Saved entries
====

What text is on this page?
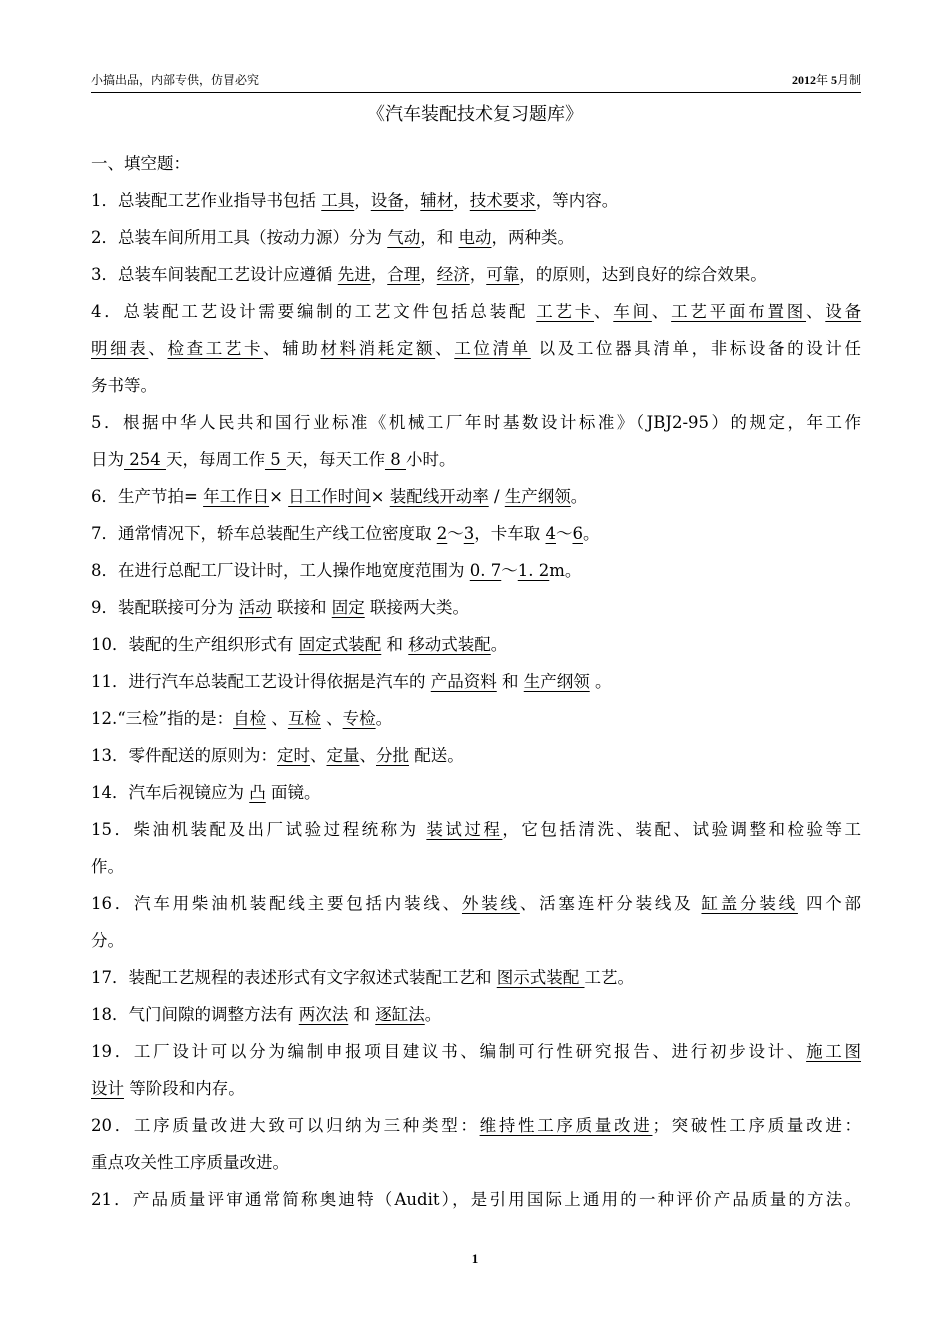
小搞出品，内部专供，仿冒必究	2012年 5月制
《汽车装配技术复习题库》
一、填空题：
1．总装配工艺作业指导书包括 工具，设备，辅材，技术要求，等内容。
2．总装车间所用工具（按动力源）分为 气动，和 电动，两种类。
3．总装车间装配工艺设计应遵循 先进，合理，经济，可靠，的原则，达到良好的综合效果。
4．总装配工艺设计需要编制的工艺文件包括总装配 工艺卡、车间、工艺平面布置图、设备
明细表、检查工艺卡、辅助材料消耗定额、工位清单 以及工位器具清单，非标设备的设计任
务书等。
5．根据中华人民共和国行业标准《机械工厂年时基数设计标准》（JBJ2-95）的规定，年工作
日为 254 天，每周工作 5 天，每天工作 8 小时。
6．生产节拍= 年工作日× 日工作时间× 装配线开动率 / 生产纲领。
7．通常情况下，轿车总装配生产线工位密度取 2～3，卡车取 4～6。
8．在进行总配工厂设计时，工人操作地宽度范围为 0. 7～1. 2m。
9．装配联接可分为 活动 联接和 固定 联接两大类。
10．装配的生产组织形式有 固定式装配 和 移动式装配。
11．进行汽车总装配工艺设计得依据是汽车的 产品资料 和 生产纲领 。
12.“三检”指的是：自检 、互检 、专检。
13．零件配送的原则为：定时、定量、分批 配送。
14．汽车后视镜应为 凸 面镜。
15．柴油机装配及出厂试验过程统称为 装试过程，它包括清洗、装配、试验调整和检验等工
作。
16．汽车用柴油机装配线主要包括内装线、外装线、活塞连杆分装线及 缸盖分装线 四个部
分。
17．装配工艺规程的表述形式有文字叙述式装配工艺和 图示式装配 工艺。
18．气门间隙的调整方法有 两次法 和 逐缸法。
19．工厂设计可以分为编制申报项目建议书、编制可行性研究报告、进行初步设计、施工图
设计 等阶段和内存。
20．工序质量改进大致可以归纳为三种类型：维持性工序质量改进；突破性工序质量改进：
重点攻关性工序质量改进。
21．产品质量评审通常简称奥迪特（Audit），是引用国际上通用的一种评价产品质量的方法。
1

====

Challenge:
Repeat the records above exactly, leaving out the pictures.

Answer to this problem:
What text is on this page?
小搞出品，内部专供，仿冒必究	2012年 5月制
《汽车装配技术复习题库》
一、填空题：
1．总装配工艺作业指导书包括 工具，设备，辅材，技术要求，等内容。
2．总装车间所用工具（按动力源）分为 气动，和 电动，两种类。
3．总装车间装配工艺设计应遵循 先进，合理，经济，可靠，的原则，达到良好的综合效果。
4．总装配工艺设计需要编制的工艺文件包括总装配 工艺卡、车间、工艺平面布置图、设备
明细表、检查工艺卡、辅助材料消耗定额、工位清单 以及工位器具清单，非标设备的设计任
务书等。
5．根据中华人民共和国行业标准《机械工厂年时基数设计标准》（JBJ2-95）的规定，年工作
日为 254 天，每周工作 5 天，每天工作 8 小时。
6．生产节拍= 年工作日× 日工作时间× 装配线开动率 / 生产纲领。
7．通常情况下，轿车总装配生产线工位密度取 2～3，卡车取 4～6。
8．在进行总配工厂设计时，工人操作地宽度范围为 0. 7～1. 2m。
9．装配联接可分为 活动 联接和 固定 联接两大类。
10．装配的生产组织形式有 固定式装配 和 移动式装配。
11．进行汽车总装配工艺设计得依据是汽车的 产品资料 和 生产纲领 。
12.“三检”指的是：自检 、互检 、专检。
13．零件配送的原则为：定时、定量、分批 配送。
14．汽车后视镜应为 凸 面镜。
15．柴油机装配及出厂试验过程统称为 装试过程，它包括清洗、装配、试验调整和检验等工
作。
16．汽车用柴油机装配线主要包括内装线、外装线、活塞连杆分装线及 缸盖分装线 四个部
分。
17．装配工艺规程的表述形式有文字叙述式装配工艺和 图示式装配 工艺。
18．气门间隙的调整方法有 两次法 和 逐缸法。
19．工厂设计可以分为编制申报项目建议书、编制可行性研究报告、进行初步设计、施工图
设计 等阶段和内存。
20．工序质量改进大致可以归纳为三种类型：维持性工序质量改进；突破性工序质量改进：
重点攻关性工序质量改进。
21．产品质量评审通常简称奥迪特（Audit），是引用国际上通用的一种评价产品质量的方法。
1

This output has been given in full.